*** Page excerpt Section Begins ***

The second dimension—exec versus reverse shell—addresses real-world defensive measures. The exec variants assume kubectl exec access, but many hardened clusters restrict this via RBAC or network policies. The reverse shell variants solve this:

apiVersion: v1
kind: Pod
metadata:
  name: hostpid-revshell-pod
spec:
  hostPID: true
  containers:
  - name: hostpid-pod
    image: jonzeolla/ncat:latest
    command: ["/usr/bin/ncat"]
    args: ["-lvnp", "9001", "-e", "/bin/bash"]

This creates a listening reverse shell inside the pod, accessible if you can port-forward to it or if the pod network allows direct access. The ncat container is chosen specifically because it's minimal and commonly allowed by container registries.

The most valuable scenario is SCENARIO-1-everything-allowed, which combines hostNetwork, hostPID, hostIPC, and a permissive hostPath mount. This demonstrates the maximum blast radius:

spec:
  hostNetwork: true
  hostPID: true
  hostIPC: true
  volumes:
  - name: noderoot
    hostPath:
      path: /
  containers:
  - name: everything-allowed-pod
    image: alpine:latest
    volumeMounts:
    - name: noderoot
      mountPath: /host
    securityContext:
      privileged: true

With this configuration, you have direct filesystem access via /host, can see all processes, share the host's network namespace (meaning you can bind to privileged ports and see all network traffic), and share IPC namespaces. The post-exploitation guide walks through extracting kubelet certificates from /host/var/lib/kubelet/pki, modifying systemd units, and accessing secrets from all pods on the node via their filesystem paths.

The repository's shell scripts automate deployment and cleanup. The deploy-all.sh script iterates through scenarios and applies manifests with proper labeling for easy removal, while cleanup-all.sh ensures no test resources persist in the cluster. This operational maturity—treating security testing as infrastructure code—is what makes badPods practical for regular validation of security policies.

Gotcha

The fundamental limitation of badPods is that it's a door-checker, not a lockpick. If your cluster has Pod Security Standards enforced at the restricted or baseline level, admission controllers like OPA Gatekeeper or Kyverno with security policies, or the deprecated PodSecurityPolicy admission controller, these manifests will be rejected before they ever create pods. This is by design—badPods validates whether your security controls work, but it won't help you bypass them. You need existing credentials with pod creation permissions (direct or indirect through Deployments, Jobs, etc.) and a cluster permissive enough to accept these configurations.

The educational value is also a double-edged sword. Each scenario's post-exploitation guide is detailed enough to teach the privilege escalation path, but it doesn't automate the exploitation. You'll need to manually execute commands, understand Linux process namespaces, and interpret what you find. Tools like Peirates offer automated post-compromise enumeration and exploitation, while badPods is more like a Proof-of-Concept generator. If you're testing dozens of clusters or need a full red team framework with credential harvesting, lateral movement, and persistence mechanisms, badPods is just the entry point. It excels at demonstrating why certain policies matter but stops short of being a comprehensive Kubernetes attack platform.

*** Page excerpt Section Ends ***
*** Extracted data Section Begins ***

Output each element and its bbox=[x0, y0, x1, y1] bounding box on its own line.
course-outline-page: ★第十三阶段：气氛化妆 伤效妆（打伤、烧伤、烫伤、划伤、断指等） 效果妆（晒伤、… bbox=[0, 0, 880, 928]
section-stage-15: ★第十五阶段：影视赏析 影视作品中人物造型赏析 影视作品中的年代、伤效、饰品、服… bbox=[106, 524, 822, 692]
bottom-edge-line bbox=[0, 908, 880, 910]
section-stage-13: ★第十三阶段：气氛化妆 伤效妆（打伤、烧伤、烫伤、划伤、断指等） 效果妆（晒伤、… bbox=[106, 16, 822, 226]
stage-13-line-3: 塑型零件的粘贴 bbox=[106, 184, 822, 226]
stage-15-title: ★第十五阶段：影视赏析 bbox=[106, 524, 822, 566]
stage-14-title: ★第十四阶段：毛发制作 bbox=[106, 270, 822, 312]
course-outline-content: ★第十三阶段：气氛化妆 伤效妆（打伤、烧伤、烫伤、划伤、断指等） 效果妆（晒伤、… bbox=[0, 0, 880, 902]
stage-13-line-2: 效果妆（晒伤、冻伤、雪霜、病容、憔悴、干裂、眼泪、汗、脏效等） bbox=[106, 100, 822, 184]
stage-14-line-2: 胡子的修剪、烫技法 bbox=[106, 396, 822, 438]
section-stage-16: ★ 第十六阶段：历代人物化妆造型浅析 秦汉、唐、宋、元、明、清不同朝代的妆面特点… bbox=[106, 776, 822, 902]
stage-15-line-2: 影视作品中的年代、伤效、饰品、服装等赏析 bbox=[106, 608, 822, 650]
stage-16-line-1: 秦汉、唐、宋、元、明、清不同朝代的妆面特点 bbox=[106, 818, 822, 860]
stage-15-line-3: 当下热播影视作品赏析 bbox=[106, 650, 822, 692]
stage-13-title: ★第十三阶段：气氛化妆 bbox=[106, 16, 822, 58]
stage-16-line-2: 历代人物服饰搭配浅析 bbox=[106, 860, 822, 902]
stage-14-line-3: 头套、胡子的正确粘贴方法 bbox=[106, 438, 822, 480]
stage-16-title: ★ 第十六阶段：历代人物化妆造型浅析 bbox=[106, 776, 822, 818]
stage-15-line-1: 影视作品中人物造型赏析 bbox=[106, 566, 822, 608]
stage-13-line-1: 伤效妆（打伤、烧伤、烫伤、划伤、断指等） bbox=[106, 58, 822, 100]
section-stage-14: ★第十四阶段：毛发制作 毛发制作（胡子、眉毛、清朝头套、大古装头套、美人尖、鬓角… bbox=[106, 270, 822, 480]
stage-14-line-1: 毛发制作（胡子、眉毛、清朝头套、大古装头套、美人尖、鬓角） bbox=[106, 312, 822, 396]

*** Extracted data Section Ends ***

• [Task objective]: Copy the stretch of the badPods excerpt from "The fundamental limitation" through "accept these configurations.", word for word.

• [Solution to this task]:
The fundamental limitation of badPods is that it's a door-checker, not a lockpick. If your cluster has Pod Security Standards enforced at the restricted or baseline level, admission controllers like OPA Gatekeeper or Kyverno with security policies, or the deprecated PodSecurityPolicy admission controller, these manifests will be rejected before they ever create pods. This is by design—badPods validates whether your security controls work, but it won't help you bypass them. You need existing credentials with pod creation permissions (direct or indirect through Deployments, Jobs, etc.) and a cluster permissive enough to accept these configurations.